Gather the lines from the material that contain "Systemsteuerung".
— START Records —
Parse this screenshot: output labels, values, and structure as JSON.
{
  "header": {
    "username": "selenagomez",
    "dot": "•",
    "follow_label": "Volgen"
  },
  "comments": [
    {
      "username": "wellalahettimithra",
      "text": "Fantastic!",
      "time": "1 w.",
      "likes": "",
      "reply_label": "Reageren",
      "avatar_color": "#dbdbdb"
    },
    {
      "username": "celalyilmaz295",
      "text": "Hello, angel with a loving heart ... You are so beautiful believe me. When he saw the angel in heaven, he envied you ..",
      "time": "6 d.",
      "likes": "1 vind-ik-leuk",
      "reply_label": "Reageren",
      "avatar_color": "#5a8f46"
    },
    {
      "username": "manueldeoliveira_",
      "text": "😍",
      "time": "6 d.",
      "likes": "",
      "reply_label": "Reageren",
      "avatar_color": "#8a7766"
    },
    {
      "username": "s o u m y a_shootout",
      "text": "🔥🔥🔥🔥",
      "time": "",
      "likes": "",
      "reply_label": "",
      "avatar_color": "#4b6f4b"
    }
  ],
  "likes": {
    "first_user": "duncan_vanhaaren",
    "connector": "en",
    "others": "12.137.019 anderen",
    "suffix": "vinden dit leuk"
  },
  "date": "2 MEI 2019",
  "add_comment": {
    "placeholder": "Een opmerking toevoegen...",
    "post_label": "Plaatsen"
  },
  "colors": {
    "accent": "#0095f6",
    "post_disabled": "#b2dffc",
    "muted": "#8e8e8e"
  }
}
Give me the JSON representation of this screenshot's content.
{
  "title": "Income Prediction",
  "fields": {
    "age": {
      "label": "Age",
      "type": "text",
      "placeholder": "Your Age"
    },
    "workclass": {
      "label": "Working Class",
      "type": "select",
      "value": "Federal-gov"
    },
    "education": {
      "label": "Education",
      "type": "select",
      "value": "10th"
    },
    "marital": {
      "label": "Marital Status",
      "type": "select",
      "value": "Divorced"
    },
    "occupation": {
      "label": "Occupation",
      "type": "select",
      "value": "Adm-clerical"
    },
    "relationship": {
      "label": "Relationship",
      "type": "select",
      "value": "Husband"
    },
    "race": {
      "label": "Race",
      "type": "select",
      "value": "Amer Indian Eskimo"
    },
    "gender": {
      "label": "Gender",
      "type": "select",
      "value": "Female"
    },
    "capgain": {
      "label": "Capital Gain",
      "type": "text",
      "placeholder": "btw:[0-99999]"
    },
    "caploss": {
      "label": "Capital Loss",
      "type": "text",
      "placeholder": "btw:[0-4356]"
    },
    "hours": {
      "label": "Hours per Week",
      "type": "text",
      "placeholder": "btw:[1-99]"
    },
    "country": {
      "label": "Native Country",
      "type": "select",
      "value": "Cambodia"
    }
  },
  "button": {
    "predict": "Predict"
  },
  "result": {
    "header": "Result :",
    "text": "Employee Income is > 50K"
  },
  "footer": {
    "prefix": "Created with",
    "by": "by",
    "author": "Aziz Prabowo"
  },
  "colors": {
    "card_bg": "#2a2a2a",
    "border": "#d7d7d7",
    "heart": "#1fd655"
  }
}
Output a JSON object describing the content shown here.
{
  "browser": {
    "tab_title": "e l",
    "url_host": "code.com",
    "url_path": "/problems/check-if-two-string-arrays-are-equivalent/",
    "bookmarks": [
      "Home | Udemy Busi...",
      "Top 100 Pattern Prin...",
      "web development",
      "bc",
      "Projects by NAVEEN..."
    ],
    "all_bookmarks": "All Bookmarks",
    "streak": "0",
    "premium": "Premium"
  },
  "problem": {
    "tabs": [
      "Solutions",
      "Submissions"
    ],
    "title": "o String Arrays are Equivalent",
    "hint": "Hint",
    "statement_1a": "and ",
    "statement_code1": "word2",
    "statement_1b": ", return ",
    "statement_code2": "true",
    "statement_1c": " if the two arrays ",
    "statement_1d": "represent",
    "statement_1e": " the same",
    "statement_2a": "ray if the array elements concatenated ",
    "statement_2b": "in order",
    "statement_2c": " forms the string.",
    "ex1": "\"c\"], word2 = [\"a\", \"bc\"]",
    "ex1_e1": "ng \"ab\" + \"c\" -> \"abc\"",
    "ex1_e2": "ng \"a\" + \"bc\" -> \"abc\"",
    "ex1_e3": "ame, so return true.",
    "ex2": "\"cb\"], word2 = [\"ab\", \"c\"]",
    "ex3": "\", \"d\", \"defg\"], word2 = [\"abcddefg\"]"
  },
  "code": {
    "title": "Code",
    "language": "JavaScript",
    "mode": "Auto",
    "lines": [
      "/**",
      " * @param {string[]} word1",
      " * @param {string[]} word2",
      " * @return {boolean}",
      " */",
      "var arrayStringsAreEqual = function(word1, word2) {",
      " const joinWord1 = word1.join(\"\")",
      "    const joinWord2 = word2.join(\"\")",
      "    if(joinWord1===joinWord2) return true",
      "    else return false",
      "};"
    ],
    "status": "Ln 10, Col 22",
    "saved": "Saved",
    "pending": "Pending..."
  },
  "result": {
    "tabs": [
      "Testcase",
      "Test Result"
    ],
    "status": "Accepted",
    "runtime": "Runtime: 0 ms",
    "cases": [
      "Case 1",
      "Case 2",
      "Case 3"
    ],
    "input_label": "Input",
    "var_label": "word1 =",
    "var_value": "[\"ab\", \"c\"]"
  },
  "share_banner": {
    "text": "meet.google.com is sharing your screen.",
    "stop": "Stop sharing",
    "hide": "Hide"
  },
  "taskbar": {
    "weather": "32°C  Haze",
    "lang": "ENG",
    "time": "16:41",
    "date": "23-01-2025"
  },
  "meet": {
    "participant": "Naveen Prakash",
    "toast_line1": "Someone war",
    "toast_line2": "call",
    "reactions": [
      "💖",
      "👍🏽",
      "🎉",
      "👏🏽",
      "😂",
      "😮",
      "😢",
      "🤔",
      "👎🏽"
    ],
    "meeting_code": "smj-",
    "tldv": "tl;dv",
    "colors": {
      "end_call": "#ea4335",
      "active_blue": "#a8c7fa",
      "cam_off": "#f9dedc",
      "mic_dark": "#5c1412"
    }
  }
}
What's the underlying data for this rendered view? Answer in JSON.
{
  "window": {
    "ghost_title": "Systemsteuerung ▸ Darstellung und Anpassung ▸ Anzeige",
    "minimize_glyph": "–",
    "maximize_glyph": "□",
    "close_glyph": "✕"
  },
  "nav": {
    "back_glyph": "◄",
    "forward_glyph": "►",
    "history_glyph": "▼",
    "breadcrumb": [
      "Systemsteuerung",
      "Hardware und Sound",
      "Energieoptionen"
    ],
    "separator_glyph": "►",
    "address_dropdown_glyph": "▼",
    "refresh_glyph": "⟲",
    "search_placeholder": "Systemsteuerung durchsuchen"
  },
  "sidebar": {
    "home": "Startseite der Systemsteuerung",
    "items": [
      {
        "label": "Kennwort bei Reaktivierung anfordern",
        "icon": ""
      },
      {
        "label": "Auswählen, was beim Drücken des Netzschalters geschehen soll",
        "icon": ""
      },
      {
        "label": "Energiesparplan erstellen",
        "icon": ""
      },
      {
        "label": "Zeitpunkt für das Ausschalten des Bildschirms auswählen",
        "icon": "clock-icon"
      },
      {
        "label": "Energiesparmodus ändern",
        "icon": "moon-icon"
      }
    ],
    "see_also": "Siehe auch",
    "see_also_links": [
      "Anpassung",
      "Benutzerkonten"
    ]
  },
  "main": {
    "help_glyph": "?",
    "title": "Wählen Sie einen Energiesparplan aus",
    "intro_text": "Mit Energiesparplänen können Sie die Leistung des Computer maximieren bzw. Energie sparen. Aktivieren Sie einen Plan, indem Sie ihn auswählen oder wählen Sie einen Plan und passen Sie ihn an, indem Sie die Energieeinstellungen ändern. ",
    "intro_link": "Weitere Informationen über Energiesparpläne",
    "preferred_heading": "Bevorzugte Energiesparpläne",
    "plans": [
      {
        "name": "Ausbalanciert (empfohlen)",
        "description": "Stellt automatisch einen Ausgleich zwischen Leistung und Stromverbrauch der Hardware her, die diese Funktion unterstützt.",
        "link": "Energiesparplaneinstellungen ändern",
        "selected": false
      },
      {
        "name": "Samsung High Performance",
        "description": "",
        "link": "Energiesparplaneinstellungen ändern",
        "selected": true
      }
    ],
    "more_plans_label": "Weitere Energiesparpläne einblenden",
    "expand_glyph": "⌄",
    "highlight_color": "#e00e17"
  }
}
— END Records —
**Solution for this problem**
    "ghost_title": "Systemsteuerung ▸ Darstellung und Anpassung ▸ Anzeige",
      "Systemsteuerung",
    "search_placeholder": "Systemsteuerung durchsuchen"
    "home": "Startseite der Systemsteuerung",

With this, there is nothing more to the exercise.